Objetivo da tarefa:
Segundo o texto do exercício, em que livraria foi comprada a edição em inglês de "the sound and the fury"?

Quando comecei a fazer o mestrado da PUC me animei com a descrição que um professor fazia da obra-mestre do William Faulkner, the sound and the fury. Naquela época, em que o dólar não estava altinho, em que eu tinha dinheiro no bolsinho e tempo para ler à noite, fui à Livraria Cultura e comprei uma bela edição em inglês. Sabia que havia um personagem com problemas mentais, o que estava super presente na sua maneira de falar, e que era uma linguagem sulista. Não passei do primeiro capítulo.

Dados de análise de layout de documentos

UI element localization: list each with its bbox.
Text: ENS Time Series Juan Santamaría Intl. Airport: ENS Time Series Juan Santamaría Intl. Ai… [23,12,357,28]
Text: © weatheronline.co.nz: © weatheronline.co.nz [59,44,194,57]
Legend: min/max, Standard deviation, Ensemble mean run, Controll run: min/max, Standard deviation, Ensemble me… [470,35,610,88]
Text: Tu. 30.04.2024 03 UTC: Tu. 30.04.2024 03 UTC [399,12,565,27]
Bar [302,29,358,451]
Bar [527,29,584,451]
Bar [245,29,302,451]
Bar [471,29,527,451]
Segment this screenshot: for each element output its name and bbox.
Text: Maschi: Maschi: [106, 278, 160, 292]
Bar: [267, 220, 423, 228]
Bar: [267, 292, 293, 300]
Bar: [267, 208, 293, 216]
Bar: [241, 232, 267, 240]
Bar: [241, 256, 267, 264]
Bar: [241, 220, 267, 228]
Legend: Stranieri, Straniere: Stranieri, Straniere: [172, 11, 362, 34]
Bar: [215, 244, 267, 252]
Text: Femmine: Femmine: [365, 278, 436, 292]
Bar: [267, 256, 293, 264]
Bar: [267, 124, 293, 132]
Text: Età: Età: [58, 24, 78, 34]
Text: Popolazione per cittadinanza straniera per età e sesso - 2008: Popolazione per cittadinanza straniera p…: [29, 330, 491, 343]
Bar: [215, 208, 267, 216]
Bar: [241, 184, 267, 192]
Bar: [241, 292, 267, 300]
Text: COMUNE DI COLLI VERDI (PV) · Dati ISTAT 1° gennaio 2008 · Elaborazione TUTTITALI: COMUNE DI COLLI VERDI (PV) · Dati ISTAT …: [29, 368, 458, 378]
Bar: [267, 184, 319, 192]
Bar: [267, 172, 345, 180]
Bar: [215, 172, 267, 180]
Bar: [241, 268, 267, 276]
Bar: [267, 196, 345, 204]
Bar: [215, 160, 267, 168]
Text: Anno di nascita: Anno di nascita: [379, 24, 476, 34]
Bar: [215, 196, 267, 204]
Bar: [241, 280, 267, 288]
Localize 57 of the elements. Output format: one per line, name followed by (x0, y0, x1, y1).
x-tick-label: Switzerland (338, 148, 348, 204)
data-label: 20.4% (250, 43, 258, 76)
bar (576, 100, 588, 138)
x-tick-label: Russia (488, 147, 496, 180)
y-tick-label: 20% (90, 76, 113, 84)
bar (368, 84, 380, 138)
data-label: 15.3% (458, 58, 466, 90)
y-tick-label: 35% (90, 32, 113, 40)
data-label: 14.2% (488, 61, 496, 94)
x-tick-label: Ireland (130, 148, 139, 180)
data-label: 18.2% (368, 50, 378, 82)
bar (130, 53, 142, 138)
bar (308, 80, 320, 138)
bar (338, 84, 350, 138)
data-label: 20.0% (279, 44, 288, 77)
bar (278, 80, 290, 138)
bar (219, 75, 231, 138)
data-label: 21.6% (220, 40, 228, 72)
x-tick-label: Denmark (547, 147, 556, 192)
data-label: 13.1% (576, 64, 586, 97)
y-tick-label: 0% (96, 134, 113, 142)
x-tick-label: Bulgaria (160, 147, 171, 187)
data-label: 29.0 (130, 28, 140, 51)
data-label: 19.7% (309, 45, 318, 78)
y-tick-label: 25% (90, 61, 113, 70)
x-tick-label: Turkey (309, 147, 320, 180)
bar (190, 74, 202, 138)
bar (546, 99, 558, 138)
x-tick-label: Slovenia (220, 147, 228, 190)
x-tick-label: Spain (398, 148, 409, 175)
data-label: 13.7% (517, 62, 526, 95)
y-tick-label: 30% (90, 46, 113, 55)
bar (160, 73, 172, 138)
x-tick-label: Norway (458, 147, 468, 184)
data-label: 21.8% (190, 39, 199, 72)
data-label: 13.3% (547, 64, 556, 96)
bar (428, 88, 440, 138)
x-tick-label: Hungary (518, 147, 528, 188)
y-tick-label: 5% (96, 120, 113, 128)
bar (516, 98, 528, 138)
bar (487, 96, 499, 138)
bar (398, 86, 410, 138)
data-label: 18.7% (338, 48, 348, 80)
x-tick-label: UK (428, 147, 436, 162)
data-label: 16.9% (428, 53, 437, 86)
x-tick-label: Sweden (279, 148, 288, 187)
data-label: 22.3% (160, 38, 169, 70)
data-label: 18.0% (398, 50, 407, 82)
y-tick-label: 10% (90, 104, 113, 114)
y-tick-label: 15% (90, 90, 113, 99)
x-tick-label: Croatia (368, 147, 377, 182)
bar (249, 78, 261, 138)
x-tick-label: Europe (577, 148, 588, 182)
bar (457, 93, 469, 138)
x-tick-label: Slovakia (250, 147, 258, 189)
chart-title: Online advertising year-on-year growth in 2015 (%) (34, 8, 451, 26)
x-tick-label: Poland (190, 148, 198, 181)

Resultado:
Na Livraria Cultura.